> [Provided records]:
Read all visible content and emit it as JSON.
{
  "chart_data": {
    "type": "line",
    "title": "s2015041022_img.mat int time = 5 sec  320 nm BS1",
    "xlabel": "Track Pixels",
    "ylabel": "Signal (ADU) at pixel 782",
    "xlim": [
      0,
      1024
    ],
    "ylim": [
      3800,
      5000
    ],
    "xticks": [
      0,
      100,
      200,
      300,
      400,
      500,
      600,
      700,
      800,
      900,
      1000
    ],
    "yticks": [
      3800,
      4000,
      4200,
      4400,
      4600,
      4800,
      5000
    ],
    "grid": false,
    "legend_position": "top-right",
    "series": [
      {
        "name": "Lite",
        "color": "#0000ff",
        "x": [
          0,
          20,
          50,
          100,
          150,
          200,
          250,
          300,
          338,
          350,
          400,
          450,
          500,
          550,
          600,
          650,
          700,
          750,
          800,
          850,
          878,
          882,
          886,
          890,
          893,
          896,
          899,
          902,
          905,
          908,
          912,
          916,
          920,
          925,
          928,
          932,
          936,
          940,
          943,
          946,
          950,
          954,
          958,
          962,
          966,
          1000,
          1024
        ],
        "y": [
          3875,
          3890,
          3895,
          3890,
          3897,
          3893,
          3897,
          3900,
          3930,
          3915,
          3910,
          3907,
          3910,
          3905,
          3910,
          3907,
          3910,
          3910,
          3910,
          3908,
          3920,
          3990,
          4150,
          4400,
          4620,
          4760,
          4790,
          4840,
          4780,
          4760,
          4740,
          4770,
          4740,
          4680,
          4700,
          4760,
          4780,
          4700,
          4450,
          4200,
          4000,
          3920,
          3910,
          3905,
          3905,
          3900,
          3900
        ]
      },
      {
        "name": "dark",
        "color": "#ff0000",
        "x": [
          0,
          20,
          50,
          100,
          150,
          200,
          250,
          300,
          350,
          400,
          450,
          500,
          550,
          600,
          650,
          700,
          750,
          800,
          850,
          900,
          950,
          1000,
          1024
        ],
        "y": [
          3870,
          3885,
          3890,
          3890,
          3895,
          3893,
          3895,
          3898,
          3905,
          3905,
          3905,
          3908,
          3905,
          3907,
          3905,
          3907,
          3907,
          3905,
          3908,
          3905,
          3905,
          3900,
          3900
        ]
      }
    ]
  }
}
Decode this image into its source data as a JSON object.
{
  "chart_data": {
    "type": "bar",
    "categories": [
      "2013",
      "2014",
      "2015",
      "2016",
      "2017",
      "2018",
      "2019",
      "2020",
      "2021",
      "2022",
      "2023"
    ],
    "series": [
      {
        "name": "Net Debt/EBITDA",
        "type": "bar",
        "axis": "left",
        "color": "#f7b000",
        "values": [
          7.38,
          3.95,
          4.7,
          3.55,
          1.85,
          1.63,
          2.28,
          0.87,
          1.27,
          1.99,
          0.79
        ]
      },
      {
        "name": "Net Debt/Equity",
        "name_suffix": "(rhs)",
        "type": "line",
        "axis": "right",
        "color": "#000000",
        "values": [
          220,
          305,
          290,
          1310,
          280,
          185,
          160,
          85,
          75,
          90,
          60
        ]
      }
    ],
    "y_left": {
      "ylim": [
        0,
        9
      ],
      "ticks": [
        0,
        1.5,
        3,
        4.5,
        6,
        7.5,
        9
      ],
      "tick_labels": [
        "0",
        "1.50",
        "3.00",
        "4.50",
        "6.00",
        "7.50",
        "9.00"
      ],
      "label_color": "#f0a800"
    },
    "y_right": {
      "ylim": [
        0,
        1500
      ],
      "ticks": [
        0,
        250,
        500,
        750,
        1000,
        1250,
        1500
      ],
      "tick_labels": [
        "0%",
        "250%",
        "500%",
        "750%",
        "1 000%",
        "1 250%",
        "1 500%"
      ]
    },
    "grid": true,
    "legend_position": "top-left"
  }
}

> [Aim of the exercise]: Find every line of the data that holds the string "Debt", then say how many there are and nothing else.

> [Solution to this task]: 2